The entries below are to be transcribed in full, without their images.
—————
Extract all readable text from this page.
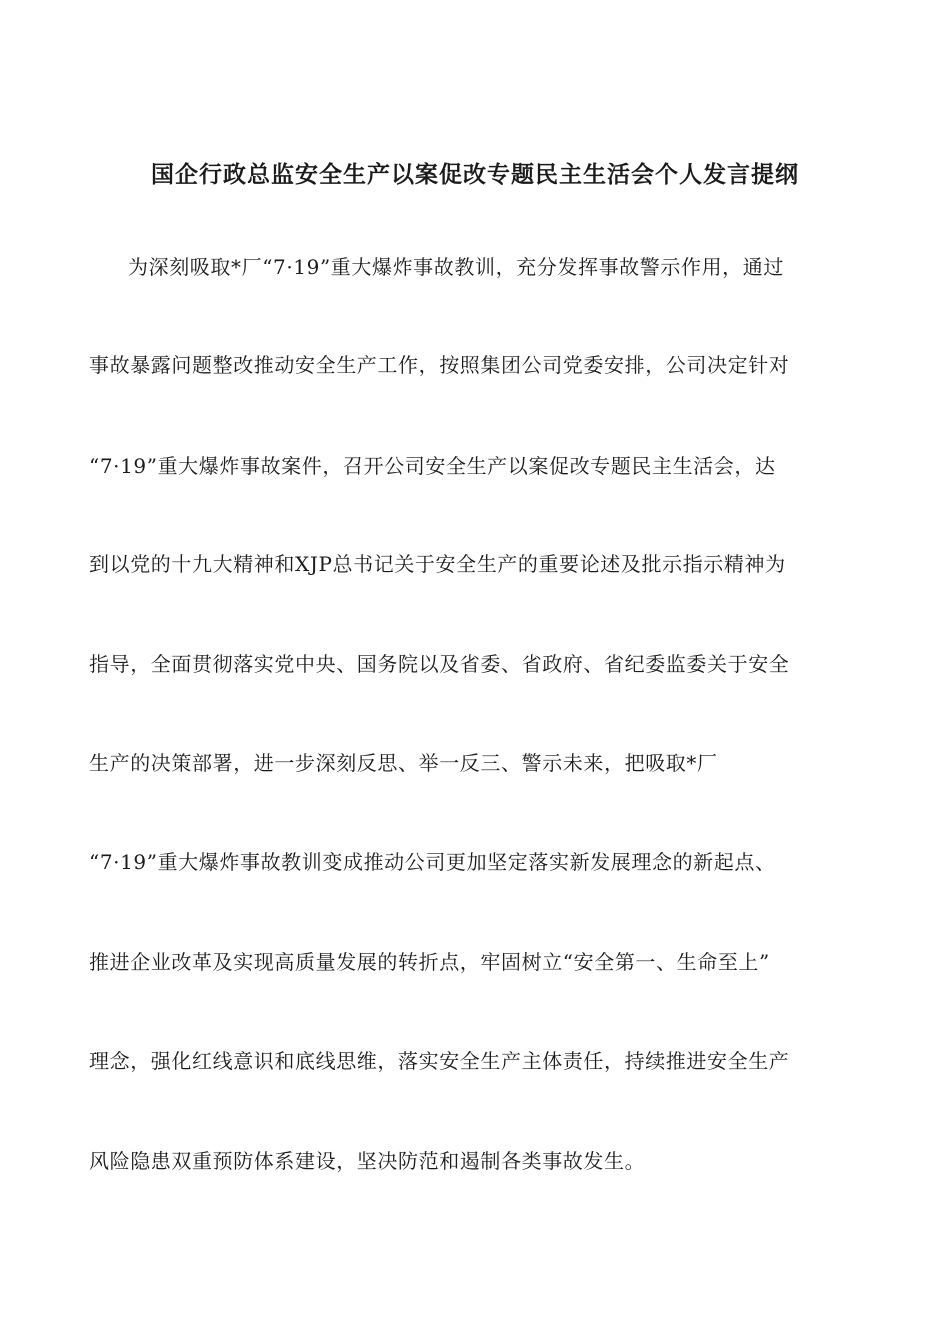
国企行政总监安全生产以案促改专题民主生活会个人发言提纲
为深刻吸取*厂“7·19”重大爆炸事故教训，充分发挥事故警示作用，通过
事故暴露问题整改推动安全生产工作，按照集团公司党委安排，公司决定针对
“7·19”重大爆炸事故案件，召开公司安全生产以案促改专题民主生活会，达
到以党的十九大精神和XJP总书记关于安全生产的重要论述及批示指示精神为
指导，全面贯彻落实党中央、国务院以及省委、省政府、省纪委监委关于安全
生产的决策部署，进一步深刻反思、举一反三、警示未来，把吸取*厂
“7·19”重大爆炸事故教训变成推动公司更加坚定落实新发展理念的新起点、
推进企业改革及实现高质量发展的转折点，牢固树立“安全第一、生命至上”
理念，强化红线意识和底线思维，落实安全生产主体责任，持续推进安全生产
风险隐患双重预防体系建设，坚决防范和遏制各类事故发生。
—————
### SOLUTION
Extract all readable text from this page.
国企行政总监安全生产以案促改专题民主生活会个人发言提纲
为深刻吸取*厂“7·19”重大爆炸事故教训，充分发挥事故警示作用，通过
事故暴露问题整改推动安全生产工作，按照集团公司党委安排，公司决定针对
“7·19”重大爆炸事故案件，召开公司安全生产以案促改专题民主生活会，达
到以党的十九大精神和XJP总书记关于安全生产的重要论述及批示指示精神为
指导，全面贯彻落实党中央、国务院以及省委、省政府、省纪委监委关于安全
生产的决策部署，进一步深刻反思、举一反三、警示未来，把吸取*厂
“7·19”重大爆炸事故教训变成推动公司更加坚定落实新发展理念的新起点、
推进企业改革及实现高质量发展的转折点，牢固树立“安全第一、生命至上”
理念，强化红线意识和底线思维，落实安全生产主体责任，持续推进安全生产
风险隐患双重预防体系建设，坚决防范和遏制各类事故发生。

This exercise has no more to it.